** start of Extracted material **

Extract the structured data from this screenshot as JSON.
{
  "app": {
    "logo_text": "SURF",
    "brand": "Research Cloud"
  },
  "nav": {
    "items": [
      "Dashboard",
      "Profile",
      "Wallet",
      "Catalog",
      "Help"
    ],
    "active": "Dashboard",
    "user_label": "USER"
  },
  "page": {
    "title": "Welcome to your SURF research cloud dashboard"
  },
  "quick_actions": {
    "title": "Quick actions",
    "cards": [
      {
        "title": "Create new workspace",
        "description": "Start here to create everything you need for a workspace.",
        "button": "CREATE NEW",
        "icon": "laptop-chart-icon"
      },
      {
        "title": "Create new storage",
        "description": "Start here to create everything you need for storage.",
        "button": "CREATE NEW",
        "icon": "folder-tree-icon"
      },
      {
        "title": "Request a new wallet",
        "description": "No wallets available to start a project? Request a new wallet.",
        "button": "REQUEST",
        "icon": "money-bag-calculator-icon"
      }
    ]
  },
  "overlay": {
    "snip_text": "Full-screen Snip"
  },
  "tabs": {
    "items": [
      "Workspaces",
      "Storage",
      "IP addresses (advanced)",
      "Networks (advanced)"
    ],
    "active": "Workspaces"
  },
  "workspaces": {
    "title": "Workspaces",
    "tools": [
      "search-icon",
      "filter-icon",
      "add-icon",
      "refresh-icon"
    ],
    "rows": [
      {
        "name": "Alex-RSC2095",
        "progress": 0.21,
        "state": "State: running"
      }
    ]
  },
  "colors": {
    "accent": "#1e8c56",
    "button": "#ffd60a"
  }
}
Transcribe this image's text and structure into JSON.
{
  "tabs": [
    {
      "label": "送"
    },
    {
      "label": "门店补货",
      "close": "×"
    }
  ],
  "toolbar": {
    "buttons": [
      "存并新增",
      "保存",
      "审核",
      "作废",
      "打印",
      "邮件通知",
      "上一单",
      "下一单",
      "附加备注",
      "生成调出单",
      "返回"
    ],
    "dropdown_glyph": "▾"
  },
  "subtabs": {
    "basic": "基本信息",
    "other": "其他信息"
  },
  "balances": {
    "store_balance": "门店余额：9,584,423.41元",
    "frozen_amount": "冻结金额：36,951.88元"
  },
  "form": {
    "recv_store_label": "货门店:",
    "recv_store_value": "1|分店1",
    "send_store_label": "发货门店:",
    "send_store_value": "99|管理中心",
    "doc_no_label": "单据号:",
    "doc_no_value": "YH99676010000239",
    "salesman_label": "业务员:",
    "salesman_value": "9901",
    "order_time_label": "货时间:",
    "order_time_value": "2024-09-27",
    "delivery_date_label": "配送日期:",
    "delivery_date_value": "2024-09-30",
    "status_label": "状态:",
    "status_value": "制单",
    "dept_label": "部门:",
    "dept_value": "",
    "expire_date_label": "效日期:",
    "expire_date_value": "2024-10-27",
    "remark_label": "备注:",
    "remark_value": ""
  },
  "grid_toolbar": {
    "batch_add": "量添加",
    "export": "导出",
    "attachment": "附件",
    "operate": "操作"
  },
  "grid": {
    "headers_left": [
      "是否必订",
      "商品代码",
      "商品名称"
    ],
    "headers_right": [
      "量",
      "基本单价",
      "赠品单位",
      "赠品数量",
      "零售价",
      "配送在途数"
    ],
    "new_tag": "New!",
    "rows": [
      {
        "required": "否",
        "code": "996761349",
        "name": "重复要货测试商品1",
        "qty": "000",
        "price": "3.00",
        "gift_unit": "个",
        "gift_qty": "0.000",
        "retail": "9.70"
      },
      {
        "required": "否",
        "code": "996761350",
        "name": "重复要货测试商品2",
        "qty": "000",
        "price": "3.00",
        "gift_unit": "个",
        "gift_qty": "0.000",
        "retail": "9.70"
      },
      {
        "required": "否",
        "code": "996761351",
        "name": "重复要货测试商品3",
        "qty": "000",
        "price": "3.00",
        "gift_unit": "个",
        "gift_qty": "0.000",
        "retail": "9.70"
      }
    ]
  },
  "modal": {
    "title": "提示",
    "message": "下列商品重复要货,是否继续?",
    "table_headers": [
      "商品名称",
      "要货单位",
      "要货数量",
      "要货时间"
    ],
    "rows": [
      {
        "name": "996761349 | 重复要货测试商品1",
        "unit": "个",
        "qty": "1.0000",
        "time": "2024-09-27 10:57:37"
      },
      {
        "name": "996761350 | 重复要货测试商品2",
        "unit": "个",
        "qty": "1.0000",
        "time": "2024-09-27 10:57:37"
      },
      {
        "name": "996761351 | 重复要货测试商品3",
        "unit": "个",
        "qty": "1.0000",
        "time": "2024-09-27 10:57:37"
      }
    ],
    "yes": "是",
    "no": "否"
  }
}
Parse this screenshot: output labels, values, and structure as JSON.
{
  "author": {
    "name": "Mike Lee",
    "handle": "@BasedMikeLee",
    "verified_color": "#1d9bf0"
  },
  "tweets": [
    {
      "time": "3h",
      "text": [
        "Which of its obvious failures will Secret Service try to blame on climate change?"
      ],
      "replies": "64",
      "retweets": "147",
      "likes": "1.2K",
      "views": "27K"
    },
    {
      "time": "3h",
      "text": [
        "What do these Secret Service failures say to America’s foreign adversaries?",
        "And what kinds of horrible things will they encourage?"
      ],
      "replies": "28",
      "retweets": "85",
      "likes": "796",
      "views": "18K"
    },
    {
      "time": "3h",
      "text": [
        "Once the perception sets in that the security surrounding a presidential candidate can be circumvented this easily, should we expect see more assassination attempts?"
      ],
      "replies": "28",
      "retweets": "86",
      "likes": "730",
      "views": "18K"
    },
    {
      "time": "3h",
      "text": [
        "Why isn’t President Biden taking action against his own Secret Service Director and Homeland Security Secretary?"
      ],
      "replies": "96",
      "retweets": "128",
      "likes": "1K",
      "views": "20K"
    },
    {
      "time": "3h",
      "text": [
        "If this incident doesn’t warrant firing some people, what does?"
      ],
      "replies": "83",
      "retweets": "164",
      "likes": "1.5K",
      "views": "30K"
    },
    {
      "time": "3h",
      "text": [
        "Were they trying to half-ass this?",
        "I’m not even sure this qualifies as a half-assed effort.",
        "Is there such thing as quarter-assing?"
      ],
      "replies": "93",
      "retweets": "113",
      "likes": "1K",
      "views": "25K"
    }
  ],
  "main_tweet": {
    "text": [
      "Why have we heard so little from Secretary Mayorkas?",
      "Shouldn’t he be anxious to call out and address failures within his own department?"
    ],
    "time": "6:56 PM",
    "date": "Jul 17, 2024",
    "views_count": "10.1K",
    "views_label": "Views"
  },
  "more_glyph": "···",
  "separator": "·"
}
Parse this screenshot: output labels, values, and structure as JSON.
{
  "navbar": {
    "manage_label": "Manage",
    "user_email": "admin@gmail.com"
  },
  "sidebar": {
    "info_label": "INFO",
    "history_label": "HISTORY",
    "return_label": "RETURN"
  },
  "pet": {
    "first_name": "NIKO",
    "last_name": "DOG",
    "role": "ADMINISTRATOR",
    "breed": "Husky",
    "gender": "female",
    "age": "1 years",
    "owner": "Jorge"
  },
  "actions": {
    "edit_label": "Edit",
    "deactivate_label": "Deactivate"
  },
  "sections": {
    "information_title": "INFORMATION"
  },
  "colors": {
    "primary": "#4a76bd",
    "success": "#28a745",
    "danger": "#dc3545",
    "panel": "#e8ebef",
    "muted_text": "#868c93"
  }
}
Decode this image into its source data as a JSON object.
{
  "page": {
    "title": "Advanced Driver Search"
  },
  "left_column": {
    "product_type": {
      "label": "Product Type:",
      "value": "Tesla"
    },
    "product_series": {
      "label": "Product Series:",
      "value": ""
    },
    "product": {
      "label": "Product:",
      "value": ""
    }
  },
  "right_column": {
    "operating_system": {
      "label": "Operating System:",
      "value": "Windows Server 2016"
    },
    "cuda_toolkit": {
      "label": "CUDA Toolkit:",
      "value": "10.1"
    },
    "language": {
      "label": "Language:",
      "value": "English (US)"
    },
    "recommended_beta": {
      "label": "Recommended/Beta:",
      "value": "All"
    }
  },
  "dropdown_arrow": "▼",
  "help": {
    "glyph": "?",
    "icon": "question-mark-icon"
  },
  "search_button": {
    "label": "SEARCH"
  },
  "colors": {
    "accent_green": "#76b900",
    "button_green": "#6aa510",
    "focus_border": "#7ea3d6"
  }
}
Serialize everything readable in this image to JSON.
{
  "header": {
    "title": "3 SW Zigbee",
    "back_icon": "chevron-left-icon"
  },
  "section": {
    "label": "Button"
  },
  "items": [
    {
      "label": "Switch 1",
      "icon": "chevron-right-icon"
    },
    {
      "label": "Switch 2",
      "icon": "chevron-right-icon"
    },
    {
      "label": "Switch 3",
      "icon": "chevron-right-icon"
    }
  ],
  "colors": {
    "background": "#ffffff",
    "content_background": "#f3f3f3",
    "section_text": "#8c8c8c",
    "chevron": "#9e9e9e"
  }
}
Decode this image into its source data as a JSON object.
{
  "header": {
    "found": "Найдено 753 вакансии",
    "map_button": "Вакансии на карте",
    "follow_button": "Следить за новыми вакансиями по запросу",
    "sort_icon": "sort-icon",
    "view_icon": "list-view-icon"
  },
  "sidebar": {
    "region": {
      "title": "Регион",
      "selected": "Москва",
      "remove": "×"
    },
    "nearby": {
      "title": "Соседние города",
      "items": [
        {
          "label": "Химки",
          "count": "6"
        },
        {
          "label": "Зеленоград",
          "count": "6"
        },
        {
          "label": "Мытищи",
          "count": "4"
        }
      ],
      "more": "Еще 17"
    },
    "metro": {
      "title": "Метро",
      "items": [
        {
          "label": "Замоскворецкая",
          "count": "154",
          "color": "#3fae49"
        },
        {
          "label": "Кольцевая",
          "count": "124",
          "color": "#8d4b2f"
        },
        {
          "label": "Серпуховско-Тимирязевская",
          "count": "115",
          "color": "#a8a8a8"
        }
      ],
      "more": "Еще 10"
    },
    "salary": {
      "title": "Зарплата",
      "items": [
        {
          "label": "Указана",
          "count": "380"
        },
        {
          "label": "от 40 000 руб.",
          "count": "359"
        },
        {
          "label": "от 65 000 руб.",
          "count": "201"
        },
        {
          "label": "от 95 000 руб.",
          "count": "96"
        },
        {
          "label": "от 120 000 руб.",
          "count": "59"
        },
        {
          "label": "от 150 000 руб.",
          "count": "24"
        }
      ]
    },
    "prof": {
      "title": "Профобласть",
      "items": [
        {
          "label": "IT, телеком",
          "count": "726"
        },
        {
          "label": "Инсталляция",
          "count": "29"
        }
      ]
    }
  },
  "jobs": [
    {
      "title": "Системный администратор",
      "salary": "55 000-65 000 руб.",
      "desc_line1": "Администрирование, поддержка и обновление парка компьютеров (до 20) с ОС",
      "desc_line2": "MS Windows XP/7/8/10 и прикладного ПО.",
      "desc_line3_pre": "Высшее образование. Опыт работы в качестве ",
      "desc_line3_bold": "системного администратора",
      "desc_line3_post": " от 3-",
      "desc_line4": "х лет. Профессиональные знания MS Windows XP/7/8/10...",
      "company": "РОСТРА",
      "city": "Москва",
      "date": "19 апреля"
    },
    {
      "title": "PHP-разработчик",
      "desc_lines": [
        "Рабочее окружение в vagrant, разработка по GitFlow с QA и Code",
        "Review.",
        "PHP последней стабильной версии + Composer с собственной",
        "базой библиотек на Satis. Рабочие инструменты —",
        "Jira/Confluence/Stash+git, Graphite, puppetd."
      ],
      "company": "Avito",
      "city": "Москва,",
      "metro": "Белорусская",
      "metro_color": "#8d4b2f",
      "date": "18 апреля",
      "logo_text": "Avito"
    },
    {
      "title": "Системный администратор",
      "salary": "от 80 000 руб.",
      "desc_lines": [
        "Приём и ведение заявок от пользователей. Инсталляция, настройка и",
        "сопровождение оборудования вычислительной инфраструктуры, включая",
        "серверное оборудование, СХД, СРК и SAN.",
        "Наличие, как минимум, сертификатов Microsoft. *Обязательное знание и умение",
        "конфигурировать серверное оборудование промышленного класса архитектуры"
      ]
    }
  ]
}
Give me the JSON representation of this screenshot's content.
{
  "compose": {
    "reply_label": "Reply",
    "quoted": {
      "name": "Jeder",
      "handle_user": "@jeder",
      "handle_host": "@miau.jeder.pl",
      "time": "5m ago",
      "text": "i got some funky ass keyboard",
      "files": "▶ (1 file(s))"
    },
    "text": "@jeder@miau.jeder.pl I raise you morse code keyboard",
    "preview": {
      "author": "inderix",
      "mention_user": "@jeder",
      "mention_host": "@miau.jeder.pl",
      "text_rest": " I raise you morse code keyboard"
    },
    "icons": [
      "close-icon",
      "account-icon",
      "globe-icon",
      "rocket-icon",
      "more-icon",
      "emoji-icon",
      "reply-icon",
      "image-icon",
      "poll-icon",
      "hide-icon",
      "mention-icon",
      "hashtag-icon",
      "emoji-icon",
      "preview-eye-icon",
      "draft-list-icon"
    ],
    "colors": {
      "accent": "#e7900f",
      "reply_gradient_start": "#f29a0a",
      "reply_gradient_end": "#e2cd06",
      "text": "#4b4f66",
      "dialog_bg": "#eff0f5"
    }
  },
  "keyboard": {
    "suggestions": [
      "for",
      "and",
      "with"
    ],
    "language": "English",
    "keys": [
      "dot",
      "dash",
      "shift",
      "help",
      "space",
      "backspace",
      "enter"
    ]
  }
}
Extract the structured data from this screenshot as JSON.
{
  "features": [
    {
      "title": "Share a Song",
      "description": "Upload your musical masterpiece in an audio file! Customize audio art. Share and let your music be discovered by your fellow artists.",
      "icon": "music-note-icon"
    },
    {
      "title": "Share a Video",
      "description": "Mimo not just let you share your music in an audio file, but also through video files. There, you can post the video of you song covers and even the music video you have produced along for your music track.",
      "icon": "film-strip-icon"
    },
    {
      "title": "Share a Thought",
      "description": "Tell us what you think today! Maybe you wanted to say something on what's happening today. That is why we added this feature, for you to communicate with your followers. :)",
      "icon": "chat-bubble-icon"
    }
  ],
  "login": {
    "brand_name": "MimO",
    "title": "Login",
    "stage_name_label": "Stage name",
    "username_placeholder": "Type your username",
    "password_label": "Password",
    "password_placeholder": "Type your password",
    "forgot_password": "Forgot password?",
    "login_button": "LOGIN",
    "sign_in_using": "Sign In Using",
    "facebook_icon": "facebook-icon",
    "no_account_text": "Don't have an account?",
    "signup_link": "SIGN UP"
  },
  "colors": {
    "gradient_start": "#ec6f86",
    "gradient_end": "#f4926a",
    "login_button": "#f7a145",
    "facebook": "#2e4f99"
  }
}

** end of Extracted material **

§ **Brief**
For the data above, state how many lines contain "music"; the number is the whole answer.

§ **Complete output**
3